#### Work to complete
Look below and pull out each line with the word "this".

#### Listed records
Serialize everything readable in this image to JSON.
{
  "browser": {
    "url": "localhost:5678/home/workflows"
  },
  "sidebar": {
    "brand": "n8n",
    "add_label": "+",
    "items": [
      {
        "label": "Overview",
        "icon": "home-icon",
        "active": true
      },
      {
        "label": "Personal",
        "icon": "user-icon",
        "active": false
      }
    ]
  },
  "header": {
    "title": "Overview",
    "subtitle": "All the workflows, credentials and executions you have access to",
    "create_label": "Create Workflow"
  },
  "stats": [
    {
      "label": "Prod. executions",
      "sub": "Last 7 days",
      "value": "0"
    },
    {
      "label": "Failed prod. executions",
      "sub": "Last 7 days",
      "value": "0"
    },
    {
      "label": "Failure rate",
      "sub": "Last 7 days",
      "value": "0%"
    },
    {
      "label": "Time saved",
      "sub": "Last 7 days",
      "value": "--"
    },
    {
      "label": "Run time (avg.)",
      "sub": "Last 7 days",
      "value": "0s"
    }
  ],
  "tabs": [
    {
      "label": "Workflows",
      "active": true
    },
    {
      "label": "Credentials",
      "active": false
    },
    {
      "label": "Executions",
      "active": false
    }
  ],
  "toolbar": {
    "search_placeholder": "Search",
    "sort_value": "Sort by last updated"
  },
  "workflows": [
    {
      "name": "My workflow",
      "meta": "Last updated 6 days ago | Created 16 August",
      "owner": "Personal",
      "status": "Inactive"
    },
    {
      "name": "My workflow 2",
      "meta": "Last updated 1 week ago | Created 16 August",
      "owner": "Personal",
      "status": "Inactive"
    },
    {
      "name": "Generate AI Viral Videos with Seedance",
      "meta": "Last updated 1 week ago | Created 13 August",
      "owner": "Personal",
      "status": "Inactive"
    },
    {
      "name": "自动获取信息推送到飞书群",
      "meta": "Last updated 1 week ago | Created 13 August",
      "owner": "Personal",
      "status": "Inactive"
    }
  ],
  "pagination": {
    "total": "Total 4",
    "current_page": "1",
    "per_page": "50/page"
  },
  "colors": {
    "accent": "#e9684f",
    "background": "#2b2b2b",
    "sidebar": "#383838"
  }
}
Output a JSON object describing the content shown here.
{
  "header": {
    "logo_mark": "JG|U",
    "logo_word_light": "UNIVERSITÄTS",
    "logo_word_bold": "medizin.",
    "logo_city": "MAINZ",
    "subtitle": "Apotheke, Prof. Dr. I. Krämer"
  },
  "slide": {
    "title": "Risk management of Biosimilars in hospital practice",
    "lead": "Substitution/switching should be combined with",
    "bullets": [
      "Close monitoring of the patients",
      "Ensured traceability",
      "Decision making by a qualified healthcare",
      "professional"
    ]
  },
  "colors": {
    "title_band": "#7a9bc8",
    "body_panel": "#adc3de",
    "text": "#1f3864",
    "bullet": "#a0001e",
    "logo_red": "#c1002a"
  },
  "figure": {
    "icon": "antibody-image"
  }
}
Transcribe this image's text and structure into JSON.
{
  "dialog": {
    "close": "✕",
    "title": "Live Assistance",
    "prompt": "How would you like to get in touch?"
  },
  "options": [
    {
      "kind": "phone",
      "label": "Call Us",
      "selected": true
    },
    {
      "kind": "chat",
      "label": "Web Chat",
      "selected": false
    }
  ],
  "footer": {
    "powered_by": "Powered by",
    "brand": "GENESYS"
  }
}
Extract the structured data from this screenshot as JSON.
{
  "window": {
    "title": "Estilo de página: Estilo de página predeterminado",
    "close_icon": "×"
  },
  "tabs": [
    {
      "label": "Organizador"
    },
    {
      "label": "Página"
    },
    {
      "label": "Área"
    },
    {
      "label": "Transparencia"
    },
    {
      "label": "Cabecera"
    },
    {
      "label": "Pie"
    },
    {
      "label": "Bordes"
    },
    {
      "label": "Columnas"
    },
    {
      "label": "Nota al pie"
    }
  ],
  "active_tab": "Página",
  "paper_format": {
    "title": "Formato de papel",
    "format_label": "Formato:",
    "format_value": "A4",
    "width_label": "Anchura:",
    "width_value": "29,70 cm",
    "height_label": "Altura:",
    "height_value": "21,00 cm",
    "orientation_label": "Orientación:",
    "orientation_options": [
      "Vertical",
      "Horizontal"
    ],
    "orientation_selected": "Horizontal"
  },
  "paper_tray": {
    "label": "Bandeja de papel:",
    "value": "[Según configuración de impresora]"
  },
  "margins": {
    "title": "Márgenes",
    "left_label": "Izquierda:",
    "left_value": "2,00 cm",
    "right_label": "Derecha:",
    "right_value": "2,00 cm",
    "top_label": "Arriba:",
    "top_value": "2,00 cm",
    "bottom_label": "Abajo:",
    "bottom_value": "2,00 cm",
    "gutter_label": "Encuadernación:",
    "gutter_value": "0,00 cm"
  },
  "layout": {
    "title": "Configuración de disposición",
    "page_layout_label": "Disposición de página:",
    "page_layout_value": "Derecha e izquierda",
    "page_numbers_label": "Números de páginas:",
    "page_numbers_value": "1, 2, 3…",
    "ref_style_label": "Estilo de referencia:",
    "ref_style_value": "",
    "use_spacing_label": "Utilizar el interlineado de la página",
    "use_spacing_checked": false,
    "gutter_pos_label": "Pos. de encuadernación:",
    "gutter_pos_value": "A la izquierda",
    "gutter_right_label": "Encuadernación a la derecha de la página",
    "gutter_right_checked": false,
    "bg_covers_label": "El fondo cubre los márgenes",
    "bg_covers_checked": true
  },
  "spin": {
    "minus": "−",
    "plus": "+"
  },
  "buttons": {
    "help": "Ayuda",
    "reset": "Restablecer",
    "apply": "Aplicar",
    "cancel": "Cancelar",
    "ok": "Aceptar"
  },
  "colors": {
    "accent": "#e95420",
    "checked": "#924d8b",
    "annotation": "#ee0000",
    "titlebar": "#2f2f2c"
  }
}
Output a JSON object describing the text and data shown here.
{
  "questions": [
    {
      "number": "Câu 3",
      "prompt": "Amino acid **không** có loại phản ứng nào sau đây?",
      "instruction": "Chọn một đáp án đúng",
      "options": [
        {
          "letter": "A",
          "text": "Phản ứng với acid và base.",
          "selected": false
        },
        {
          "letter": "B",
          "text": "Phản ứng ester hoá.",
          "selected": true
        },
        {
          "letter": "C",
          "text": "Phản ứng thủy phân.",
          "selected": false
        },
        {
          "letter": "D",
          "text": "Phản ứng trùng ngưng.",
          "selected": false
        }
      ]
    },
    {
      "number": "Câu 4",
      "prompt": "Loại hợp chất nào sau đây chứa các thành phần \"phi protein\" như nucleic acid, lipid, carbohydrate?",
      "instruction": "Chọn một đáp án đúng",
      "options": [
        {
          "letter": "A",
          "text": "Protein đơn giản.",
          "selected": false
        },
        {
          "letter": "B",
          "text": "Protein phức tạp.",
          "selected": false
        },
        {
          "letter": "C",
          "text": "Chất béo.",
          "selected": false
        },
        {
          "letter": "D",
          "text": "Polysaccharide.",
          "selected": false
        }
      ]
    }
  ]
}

#### Problem solution
Serialize everything readable in this image to JSON.
Transcribe this image's text and structure into JSON.
Extract the structured data from this screenshot as JSON.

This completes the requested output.